## begin RECORDS FOR THIS TASK

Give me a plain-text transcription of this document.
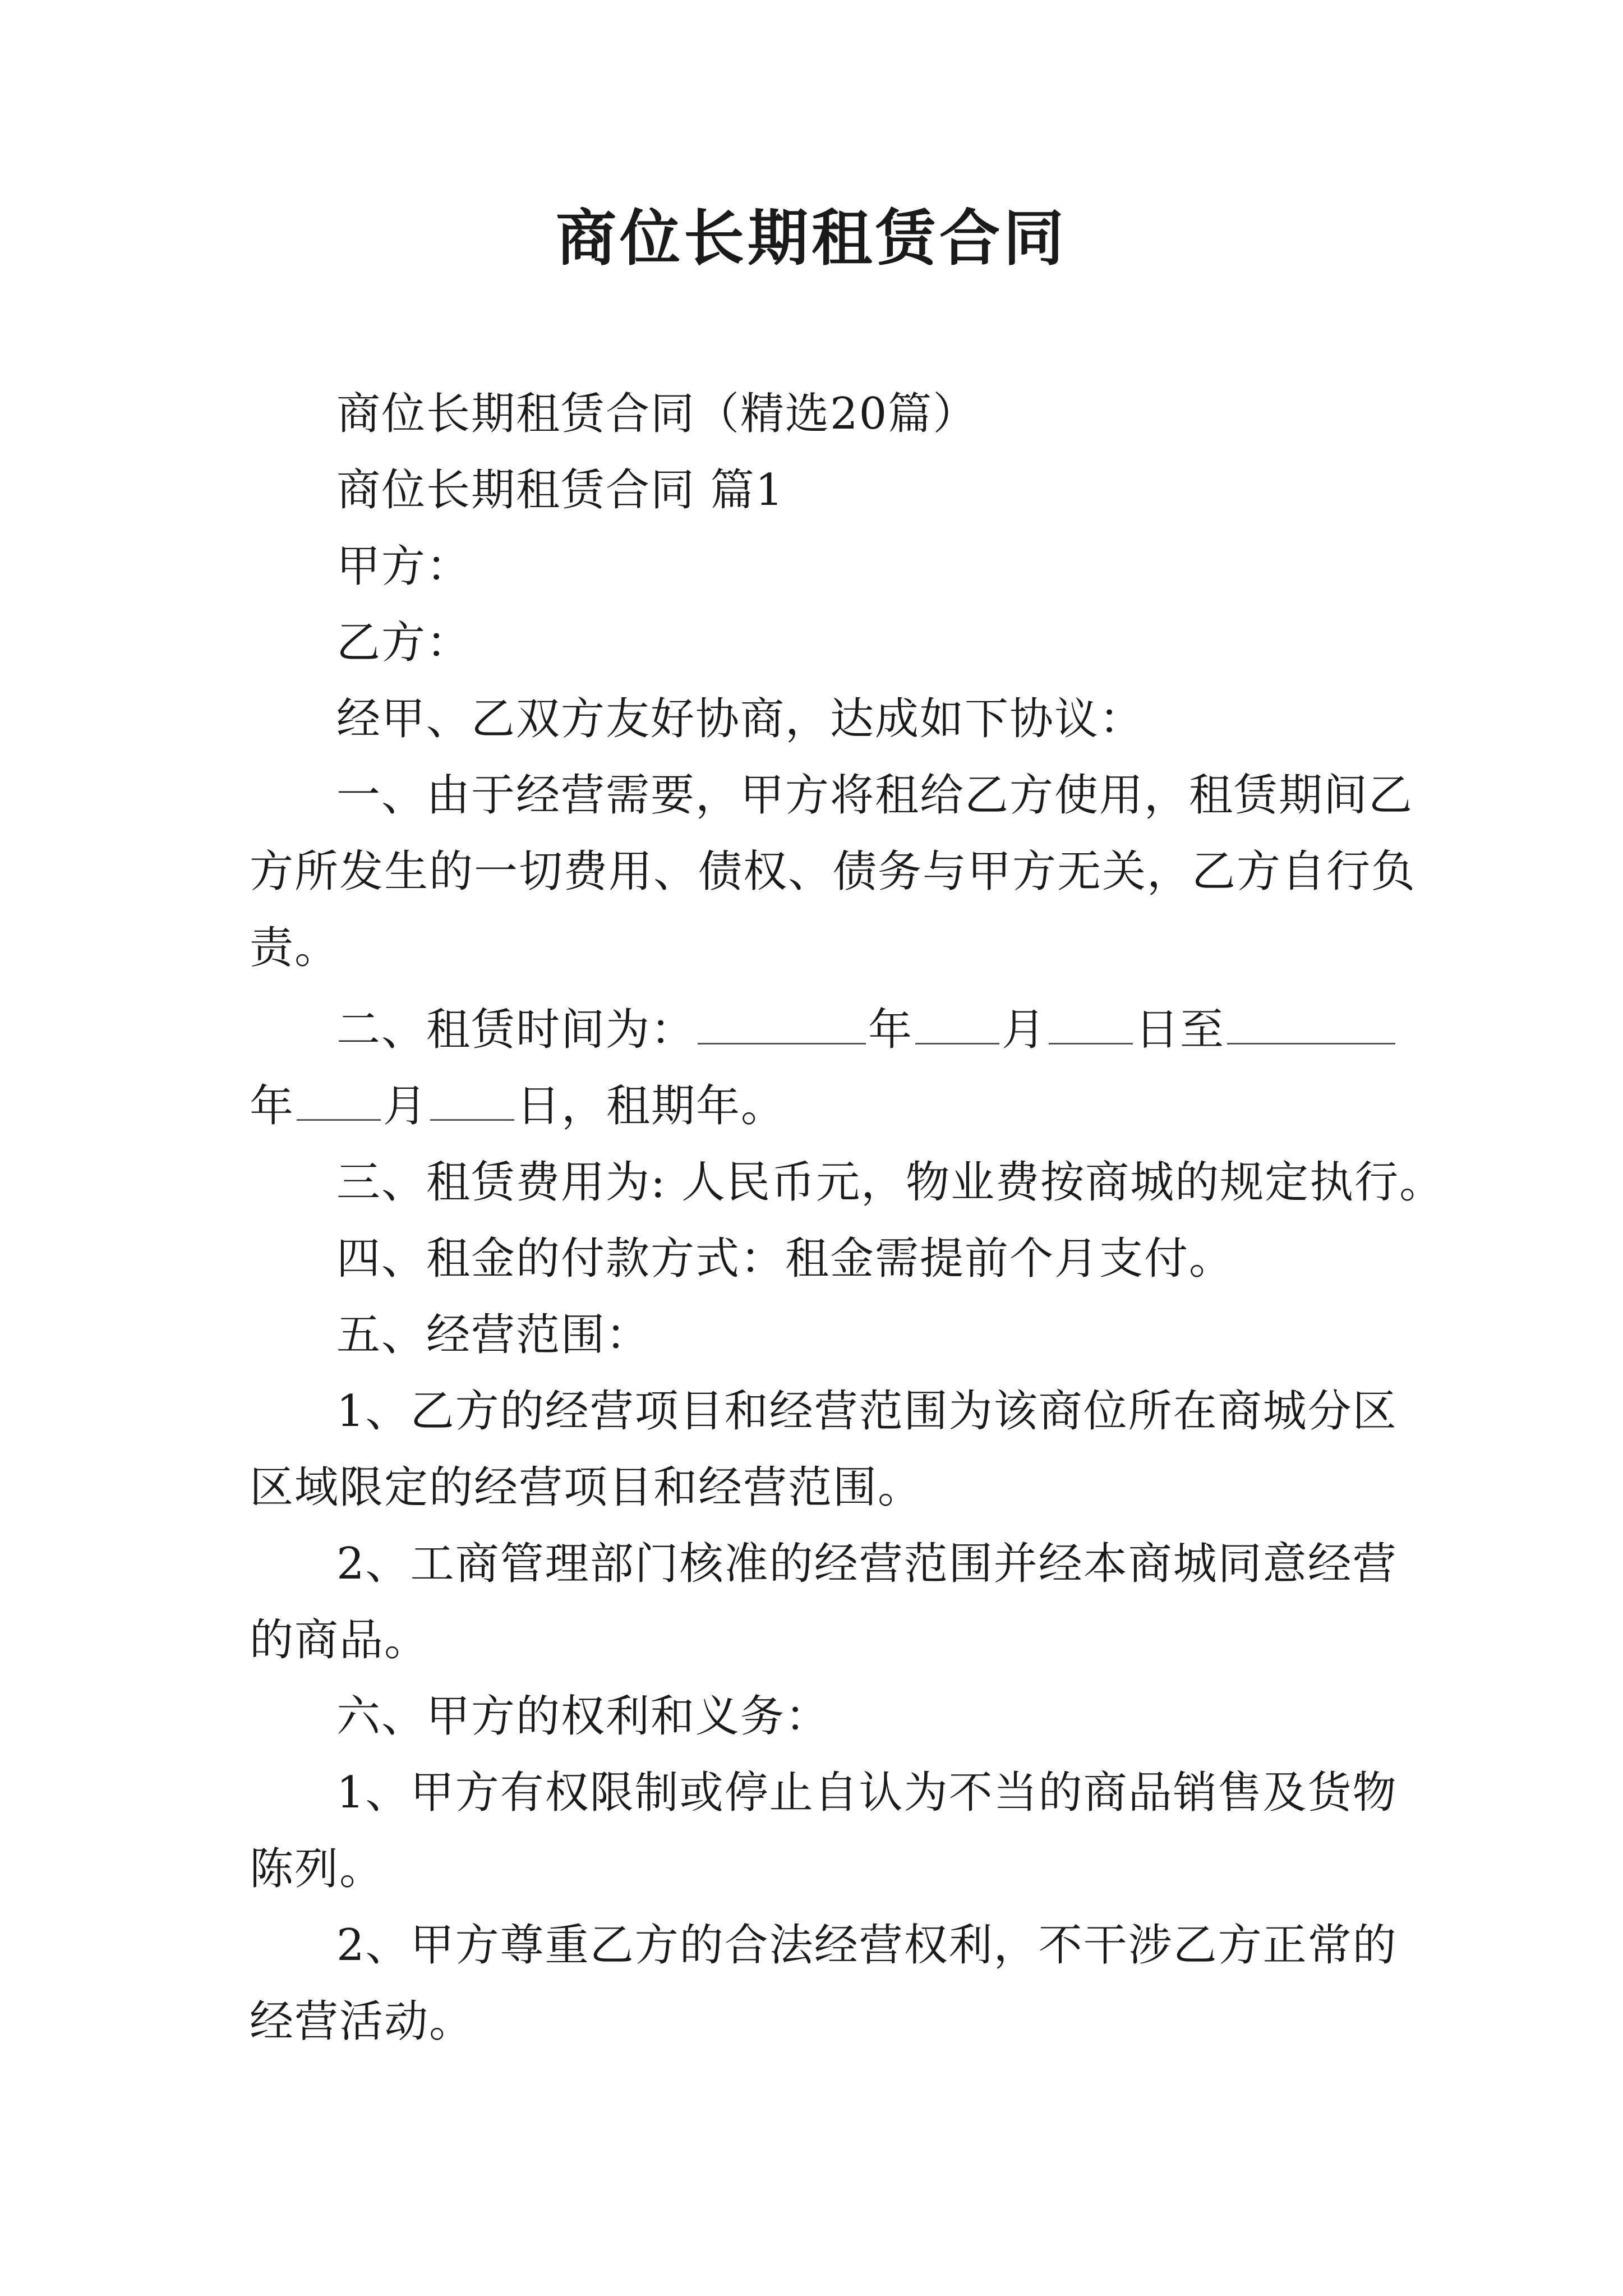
商位长期租赁合同
商位长期租赁合同（精选20篇）
商位长期租赁合同 篇1
甲方：
乙方：
经甲、乙双方友好协商，达成如下协议：
一、由于经营需要，甲方将租给乙方使用，租赁期间乙
方所发生的一切费用、债权、债务与甲方无关，乙方自行负
责。
二、租赁时间为：	年 月 日至
年 月 日，租期年。
三、租赁费用为: 人民币元，物业费按商城的规定执行。
四、租金的付款方式：租金需提前个月支付。
五、经营范围：
1、乙方的经营项目和经营范围为该商位所在商城分区
区域限定的经营项目和经营范围。
2、工商管理部门核准的经营范围并经本商城同意经营
的商品。
六、甲方的权利和义务：
1、甲方有权限制或停止自认为不当的商品销售及货物
陈列。
2、甲方尊重乙方的合法经营权利，不干涉乙方正常的
经营活动。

## end RECORDS FOR THIS TASK

**WHAT YOU WILL DO**
Without including any pictures, print all of the material exactly as given.

**COMPLETE RESPONSE**
Give me a plain-text transcription of this document.
商位长期租赁合同
商位长期租赁合同（精选20篇）
商位长期租赁合同 篇1
甲方：
乙方：
经甲、乙双方友好协商，达成如下协议：
一、由于经营需要，甲方将租给乙方使用，租赁期间乙
方所发生的一切费用、债权、债务与甲方无关，乙方自行负
责。
二、租赁时间为：	年 月 日至
年 月 日，租期年。
三、租赁费用为: 人民币元，物业费按商城的规定执行。
四、租金的付款方式：租金需提前个月支付。
五、经营范围：
1、乙方的经营项目和经营范围为该商位所在商城分区
区域限定的经营项目和经营范围。
2、工商管理部门核准的经营范围并经本商城同意经营
的商品。
六、甲方的权利和义务：
1、甲方有权限制或停止自认为不当的商品销售及货物
陈列。
2、甲方尊重乙方的合法经营权利，不干涉乙方正常的
经营活动。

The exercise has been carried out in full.